_Short task_: Restate the material word for word and leave out anything that is a picture.

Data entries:
begin

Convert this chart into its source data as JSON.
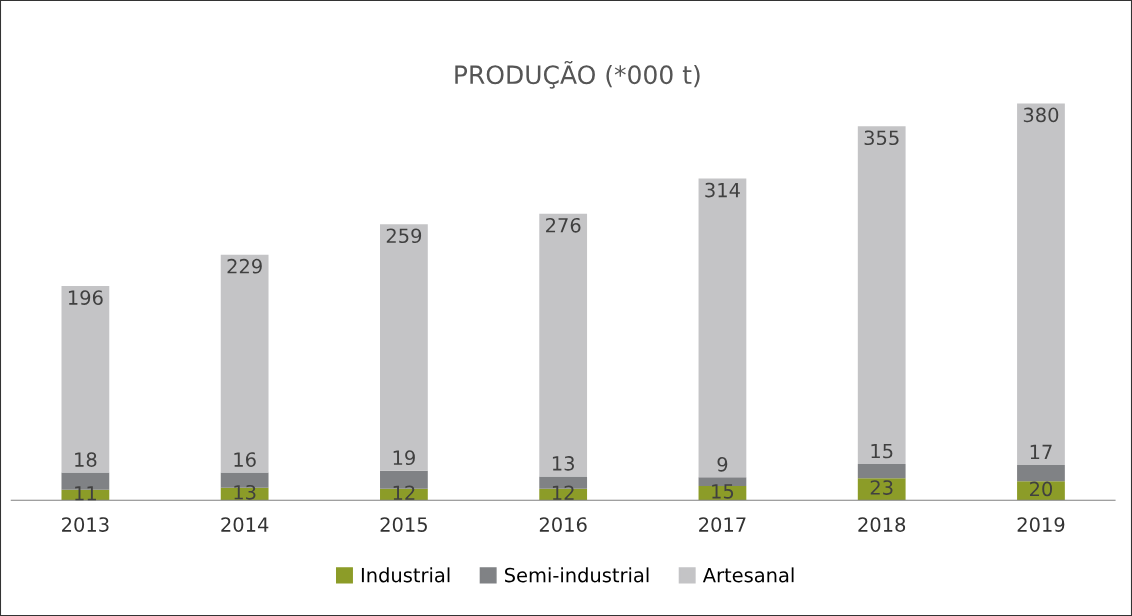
{
  "chart_data": {
    "type": "bar",
    "title": "PRODUÇÃO (*000 t)",
    "stacked": true,
    "data_labels": true,
    "legend": "bottom",
    "grid": false,
    "categories": [
      "2013",
      "2014",
      "2015",
      "2016",
      "2017",
      "2018",
      "2019"
    ],
    "series": [
      {
        "name": "Industrial",
        "color": "#8c9c28",
        "values": [
          11,
          13,
          12,
          12,
          15,
          23,
          20
        ]
      },
      {
        "name": "Semi-industrial",
        "color": "#808285",
        "values": [
          18,
          16,
          19,
          13,
          9,
          15,
          17
        ]
      },
      {
        "name": "Artesanal",
        "color": "#c4c4c6",
        "values": [
          196,
          229,
          259,
          276,
          314,
          355,
          380
        ]
      }
    ]
  }
}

end

_Complete response_:
Convert this chart into its source data as JSON.
{
  "chart_data": {
    "type": "bar",
    "title": "PRODUÇÃO (*000 t)",
    "stacked": true,
    "data_labels": true,
    "legend": "bottom",
    "grid": false,
    "categories": [
      "2013",
      "2014",
      "2015",
      "2016",
      "2017",
      "2018",
      "2019"
    ],
    "series": [
      {
        "name": "Industrial",
        "color": "#8c9c28",
        "values": [
          11,
          13,
          12,
          12,
          15,
          23,
          20
        ]
      },
      {
        "name": "Semi-industrial",
        "color": "#808285",
        "values": [
          18,
          16,
          19,
          13,
          9,
          15,
          17
        ]
      },
      {
        "name": "Artesanal",
        "color": "#c4c4c6",
        "values": [
          196,
          229,
          259,
          276,
          314,
          355,
          380
        ]
      }
    ]
  }
}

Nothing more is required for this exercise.